* What is required *
Without the pictures, copy the entries below word for word.

* Dataset records *
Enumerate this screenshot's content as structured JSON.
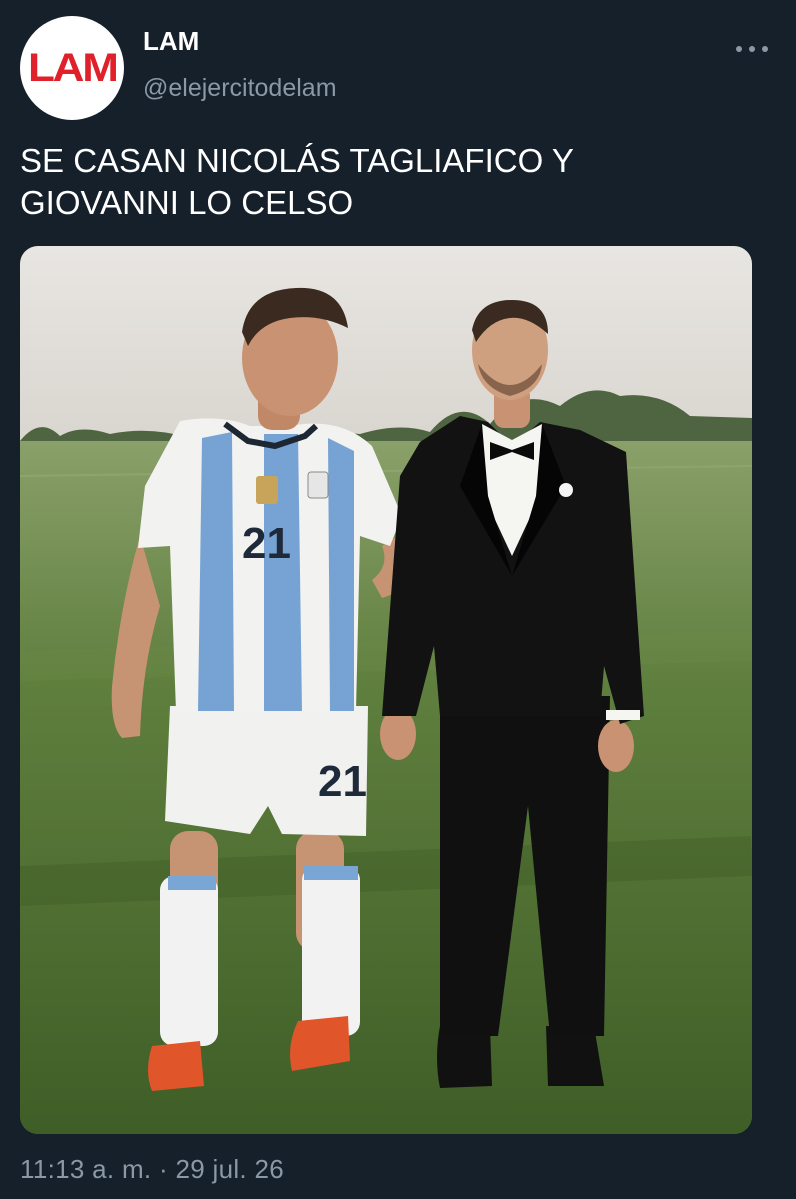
{
  "author": {
    "avatar_text": "LAM",
    "display_name": "LAM",
    "handle": "@elejercitodelam"
  },
  "tweet": {
    "text_line1": "SE CASAN NICOLÁS TAGLIAFICO Y",
    "text_line2": "GIOVANNI LO CELSO",
    "timestamp": "11:13 a. m. · 29 jul. 26"
  },
  "media": {
    "jersey_number_shirt": "21",
    "jersey_number_shorts": "21"
  },
  "icons": {
    "more": "more-horizontal-icon"
  },
  "colors": {
    "background": "#15202b",
    "secondary_text": "#8b98a5",
    "avatar_brand": "#e0202a"
  }
}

* Output of the task *
Enumerate this screenshot's content as structured JSON.
{
  "author": {
    "avatar_text": "LAM",
    "display_name": "LAM",
    "handle": "@elejercitodelam"
  },
  "tweet": {
    "text_line1": "SE CASAN NICOLÁS TAGLIAFICO Y",
    "text_line2": "GIOVANNI LO CELSO",
    "timestamp": "11:13 a. m. · 29 jul. 26"
  },
  "media": {
    "jersey_number_shirt": "21",
    "jersey_number_shorts": "21"
  },
  "icons": {
    "more": "more-horizontal-icon"
  },
  "colors": {
    "background": "#15202b",
    "secondary_text": "#8b98a5",
    "avatar_brand": "#e0202a"
  }
}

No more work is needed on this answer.